▶ **Stated task**: Copy out all lines with the word "repeatability" in them.

▶ **Task data**:
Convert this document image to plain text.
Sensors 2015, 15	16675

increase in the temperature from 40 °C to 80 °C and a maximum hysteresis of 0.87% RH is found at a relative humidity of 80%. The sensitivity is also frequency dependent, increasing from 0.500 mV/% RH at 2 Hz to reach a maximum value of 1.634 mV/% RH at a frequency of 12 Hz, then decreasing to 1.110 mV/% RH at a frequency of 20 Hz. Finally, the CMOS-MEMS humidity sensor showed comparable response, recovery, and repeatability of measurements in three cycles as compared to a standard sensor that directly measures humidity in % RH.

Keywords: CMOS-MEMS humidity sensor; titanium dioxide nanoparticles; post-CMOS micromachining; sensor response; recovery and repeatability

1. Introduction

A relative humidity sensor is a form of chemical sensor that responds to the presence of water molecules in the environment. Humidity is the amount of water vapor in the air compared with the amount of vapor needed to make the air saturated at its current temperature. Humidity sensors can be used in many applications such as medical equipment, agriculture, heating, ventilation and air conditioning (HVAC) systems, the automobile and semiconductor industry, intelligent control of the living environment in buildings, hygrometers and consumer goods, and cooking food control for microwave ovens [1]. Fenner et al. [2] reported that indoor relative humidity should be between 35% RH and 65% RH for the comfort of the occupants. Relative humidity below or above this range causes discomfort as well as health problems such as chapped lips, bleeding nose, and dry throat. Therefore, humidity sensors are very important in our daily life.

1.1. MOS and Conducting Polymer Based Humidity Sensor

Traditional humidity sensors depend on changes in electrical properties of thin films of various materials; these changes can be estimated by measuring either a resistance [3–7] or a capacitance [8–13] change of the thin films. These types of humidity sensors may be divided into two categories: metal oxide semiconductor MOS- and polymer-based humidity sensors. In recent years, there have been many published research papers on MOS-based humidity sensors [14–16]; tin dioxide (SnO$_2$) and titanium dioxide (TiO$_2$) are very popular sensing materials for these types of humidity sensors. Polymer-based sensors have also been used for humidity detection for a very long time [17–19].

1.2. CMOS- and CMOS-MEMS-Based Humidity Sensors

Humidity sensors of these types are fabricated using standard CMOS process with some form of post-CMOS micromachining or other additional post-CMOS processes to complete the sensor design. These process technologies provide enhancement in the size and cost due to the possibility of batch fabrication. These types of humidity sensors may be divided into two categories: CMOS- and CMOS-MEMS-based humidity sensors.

▶ **Complete answer**:
increase in the temperature from 40 °C to 80 °C and a maximum hysteresis of 0.87% RH is found at a relative humidity of 80%. The sensitivity is also frequency dependent, increasing from 0.500 mV/% RH at 2 Hz to reach a maximum value of 1.634 mV/% RH at a frequency of 12 Hz, then decreasing to 1.110 mV/% RH at a frequency of 20 Hz. Finally, the CMOS-MEMS humidity sensor showed comparable response, recovery, and repeatability of measurements in three cycles as compared to a standard sensor that directly measures humidity in % RH.
Keywords: CMOS-MEMS humidity sensor; titanium dioxide nanoparticles; post-CMOS micromachining; sensor response; recovery and repeatability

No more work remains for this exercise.